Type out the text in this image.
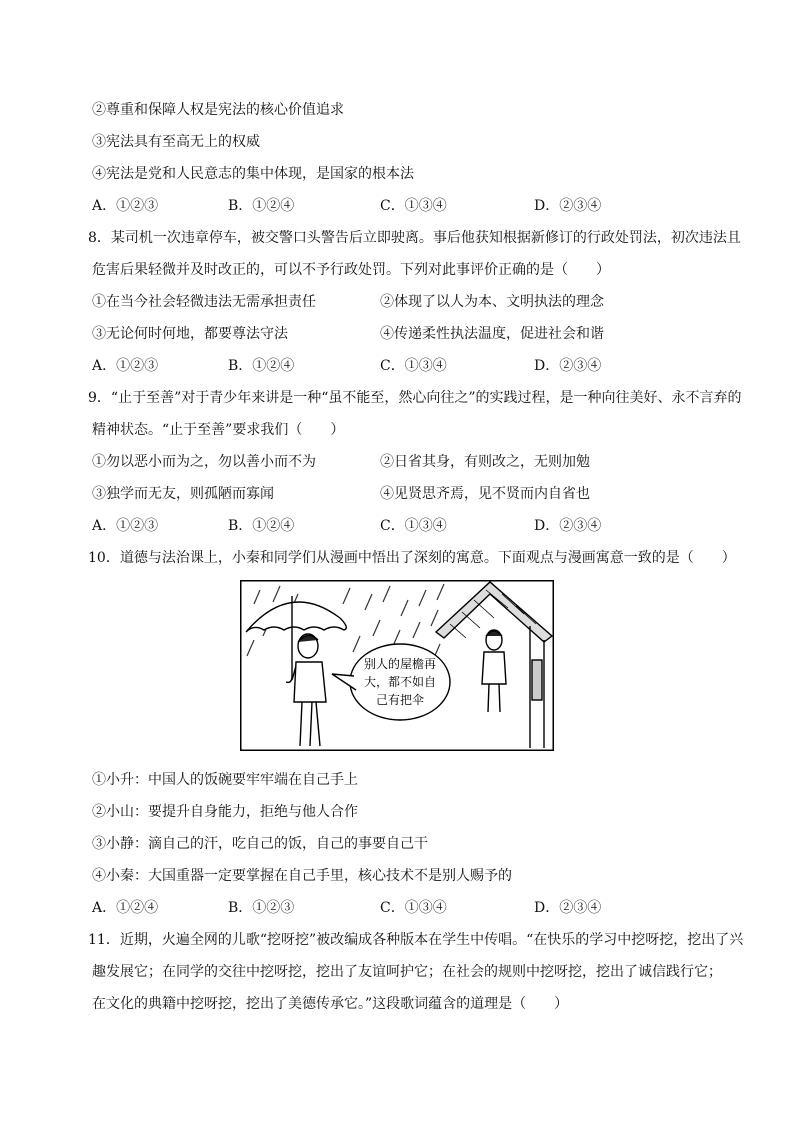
②尊重和保障人权是宪法的核心价值追求
③宪法具有至高无上的权威
④宪法是党和人民意志的集中体现，是国家的根本法
A．①②③	B．①②④	C．①③④	D．②③④
8．某司机一次违章停车，被交警口头警告后立即驶离。事后他获知根据新修订的行政处罚法，初次违法且
危害后果轻微并及时改正的，可以不予行政处罚。下列对此事评价正确的是（　　）
①在当今社会轻微违法无需承担责任	②体现了以人为本、文明执法的理念
③无论何时何地，都要尊法守法	④传递柔性执法温度，促进社会和谐
A．①②③	B．①②④	C．①③④	D．②③④
9．“止于至善”对于青少年来讲是一种“虽不能至，然心向往之”的实践过程，是一种向往美好、永不言弃的
精神状态。“止于至善”要求我们（　　）
①勿以恶小而为之，勿以善小而不为	②日省其身，有则改之，无则加勉
③独学而无友，则孤陋而寡闻	④见贤思齐焉，见不贤而内自省也
A．①②③	B．①②④	C．①③④	D．②③④
10．道德与法治课上，小秦和同学们从漫画中悟出了深刻的寓意。下面观点与漫画寓意一致的是（　　）
别人的屋檐再
大，都不如自
己有把伞
①小升：中国人的饭碗要牢牢端在自己手上
②小山：要提升自身能力，拒绝与他人合作
③小静：滴自己的汗，吃自己的饭，自己的事要自己干
④小秦：大国重器一定要掌握在自己手里，核心技术不是别人赐予的
A．①②④	B．①②③	C．①③④	D．②③④
11．近期，火遍全网的儿歌“挖呀挖”被改编成各种版本在学生中传唱。“在快乐的学习中挖呀挖，挖出了兴
趣发展它；在同学的交往中挖呀挖，挖出了友谊呵护它；在社会的规则中挖呀挖，挖出了诚信践行它；
在文化的典籍中挖呀挖，挖出了美德传承它。”这段歌词蕴含的道理是（　　）
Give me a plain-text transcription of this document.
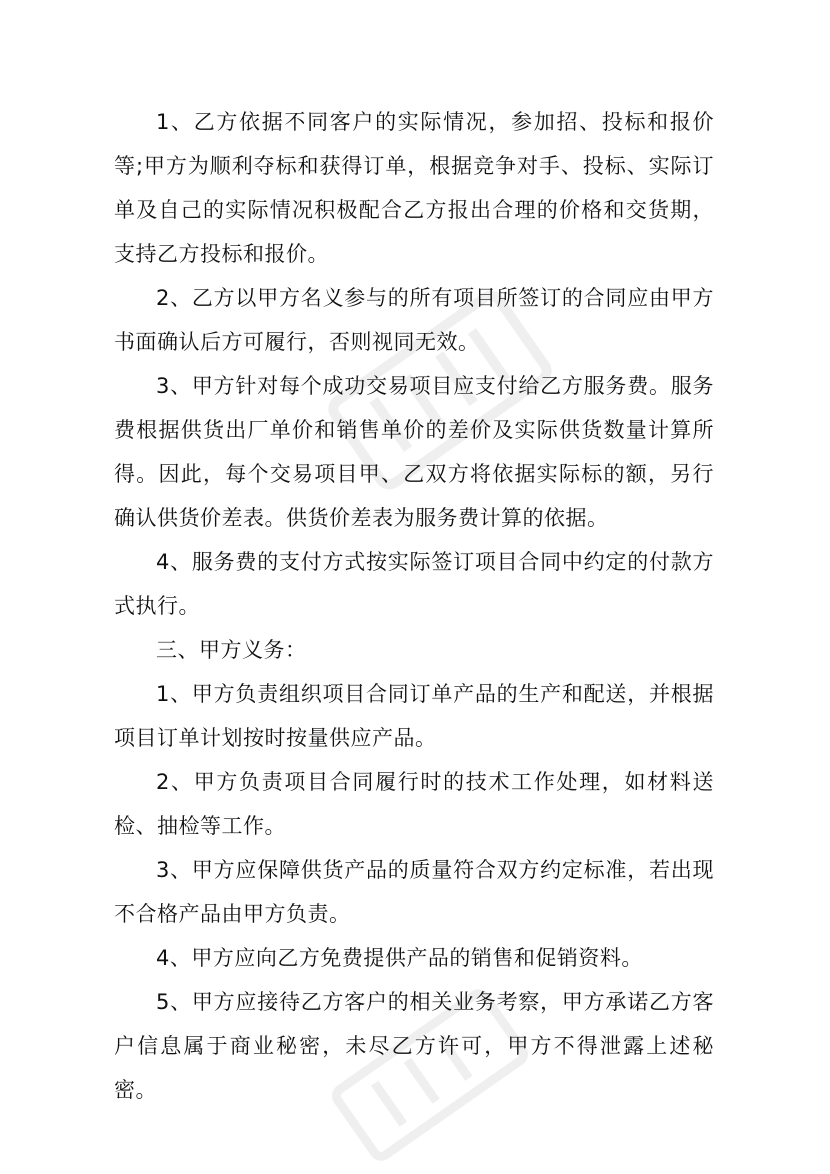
1、乙方依据不同客户的实际情况，参加招、投标和报价等;甲方为顺利夺标和获得订单，根据竞争对手、投标、实际订单及自己的实际情况积极配合乙方报出合理的价格和交货期，支持乙方投标和报价。

2、乙方以甲方名义参与的所有项目所签订的合同应由甲方书面确认后方可履行，否则视同无效。

3、甲方针对每个成功交易项目应支付给乙方服务费。服务费根据供货出厂单价和销售单价的差价及实际供货数量计算所得。因此，每个交易项目甲、乙双方将依据实际标的额，另行确认供货价差表。供货价差表为服务费计算的依据。

4、服务费的支付方式按实际签订项目合同中约定的付款方式执行。

三、甲方义务：

1、甲方负责组织项目合同订单产品的生产和配送，并根据项目订单计划按时按量供应产品。

2、甲方负责项目合同履行时的技术工作处理，如材料送检、抽检等工作。

3、甲方应保障供货产品的质量符合双方约定标准，若出现不合格产品由甲方负责。

4、甲方应向乙方免费提供产品的销售和促销资料。

5、甲方应接待乙方客户的相关业务考察，甲方承诺乙方客户信息属于商业秘密，未尽乙方许可，甲方不得泄露上述秘密。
----
(Short problem)
Report every line containing the word "this" from the listing above.

(Solution)
Type out the text in this image.
Give me a plain-text transcription of this document.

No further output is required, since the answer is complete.